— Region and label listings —
◆ ◆ ◆

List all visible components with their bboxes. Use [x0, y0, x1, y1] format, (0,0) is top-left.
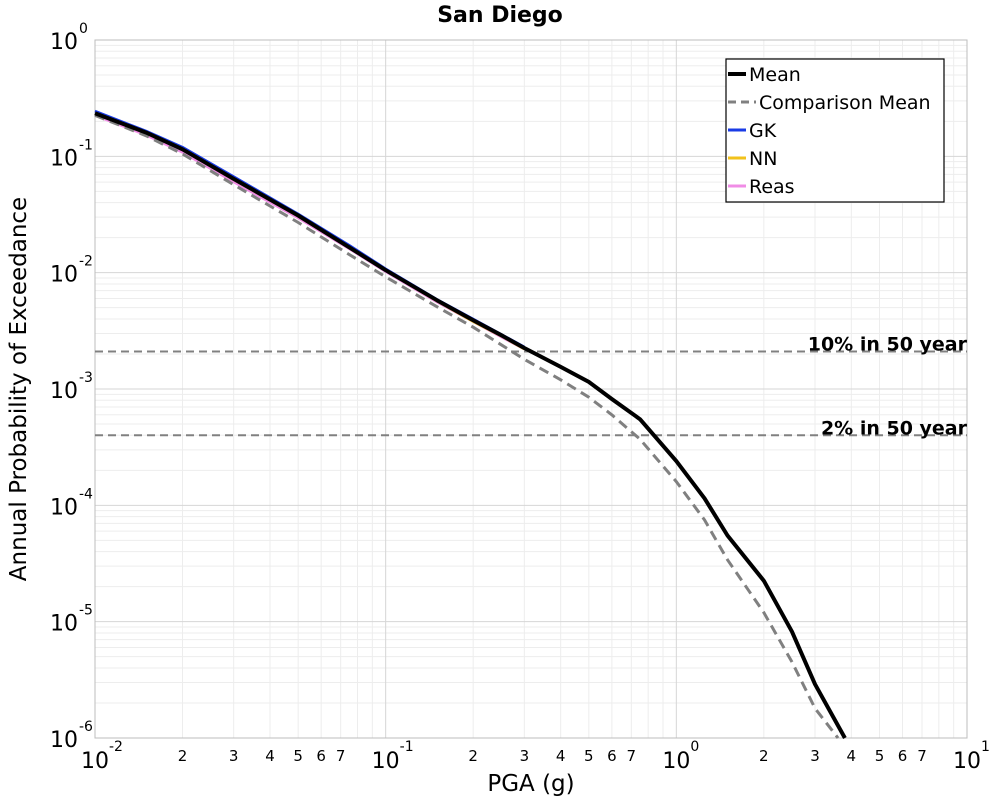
legend-label-reas: Reas	[749, 176, 795, 198]
x-minor-tick-label: 5	[875, 747, 885, 765]
y-tick-exponent: 0	[79, 21, 88, 37]
y-axis-title: Annual Probability of Exceedance	[6, 197, 32, 581]
reference-label-2-in-50-year: 2% in 50 year	[821, 417, 968, 439]
legend-label-mean: Mean	[749, 64, 801, 86]
y-tick-exponent: -3	[79, 370, 93, 386]
legend-label-gk: GK	[749, 120, 777, 142]
x-tick-label: 10	[81, 749, 109, 774]
legend-label-comparison-mean: Comparison Mean	[759, 92, 931, 114]
x-tick-exponent: 0	[690, 739, 699, 755]
x-minor-tick-label: 4	[265, 747, 275, 765]
x-minor-tick-label: 6	[898, 747, 908, 765]
x-tick-exponent: -2	[109, 739, 123, 755]
x-tick-label: 10	[953, 749, 981, 774]
y-tick-exponent: -4	[79, 486, 93, 502]
legend-label-nn: NN	[749, 148, 777, 170]
chart-title: San Diego	[437, 3, 563, 28]
x-tick-exponent: 1	[981, 739, 990, 755]
x-minor-tick-label: 7	[627, 747, 637, 765]
x-minor-tick-label: 7	[917, 747, 927, 765]
series-lines	[94, 109, 847, 739]
x-minor-tick-label: 2	[178, 747, 188, 765]
x-minor-tick-label: 2	[759, 747, 769, 765]
x-minor-tick-label: 7	[336, 747, 346, 765]
x-minor-tick-label: 6	[607, 747, 617, 765]
series-line-comparison-mean	[94, 114, 840, 739]
x-minor-tick-label: 4	[847, 747, 857, 765]
y-tick-exponent: -1	[79, 137, 93, 153]
y-tick-label: 10	[50, 495, 78, 520]
x-tick-exponent: -1	[400, 739, 414, 755]
y-tick-exponent: -6	[79, 719, 93, 735]
x-minor-tick-label: 3	[810, 747, 820, 765]
y-tick-exponent: -5	[79, 603, 93, 619]
series-line-mean	[94, 111, 847, 739]
x-minor-tick-label: 2	[468, 747, 478, 765]
y-tick-label: 10	[50, 612, 78, 637]
y-tick-label: 10	[50, 146, 78, 171]
x-tick-label: 10	[372, 749, 400, 774]
x-tick-label: 10	[662, 749, 690, 774]
x-axis-title: PGA (g)	[487, 771, 574, 797]
reference-label-10-in-50-year: 10% in 50 year	[808, 334, 968, 356]
x-minor-tick-label: 5	[293, 747, 303, 765]
x-minor-tick-label: 4	[556, 747, 566, 765]
x-minor-tick-label: 3	[229, 747, 239, 765]
x-minor-tick-label: 6	[316, 747, 326, 765]
y-tick-label: 10	[50, 728, 78, 753]
x-minor-tick-label: 5	[584, 747, 594, 765]
y-tick-label: 10	[50, 263, 78, 288]
reference-lines: 10% in 50 year 2% in 50 year	[95, 334, 968, 439]
y-tick-label: 10	[50, 379, 78, 404]
legend: Mean Comparison Mean GK NN Reas	[725, 58, 945, 203]
plot-frame	[94, 39, 968, 739]
y-tick-exponent: -2	[79, 254, 93, 270]
legend-box	[725, 58, 945, 203]
x-minor-tick-label: 3	[520, 747, 530, 765]
y-tick-label: 10	[50, 30, 78, 55]
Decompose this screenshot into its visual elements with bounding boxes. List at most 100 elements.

◆ ◆ ◆

— To do —
Extract the lines from the one containing "176, 795, 198]" through the one containing "370, 93, 386]", reproducing each line verbatim.

— Answer to this task —
legend-label-reas: Reas	[749, 176, 795, 198]
x-minor-tick-label: 5	[875, 747, 885, 765]
y-tick-exponent: 0	[79, 21, 88, 37]
y-axis-title: Annual Probability of Exceedance	[6, 197, 32, 581]
reference-label-2-in-50-year: 2% in 50 year	[821, 417, 968, 439]
legend-label-mean: Mean	[749, 64, 801, 86]
y-tick-exponent: -3	[79, 370, 93, 386]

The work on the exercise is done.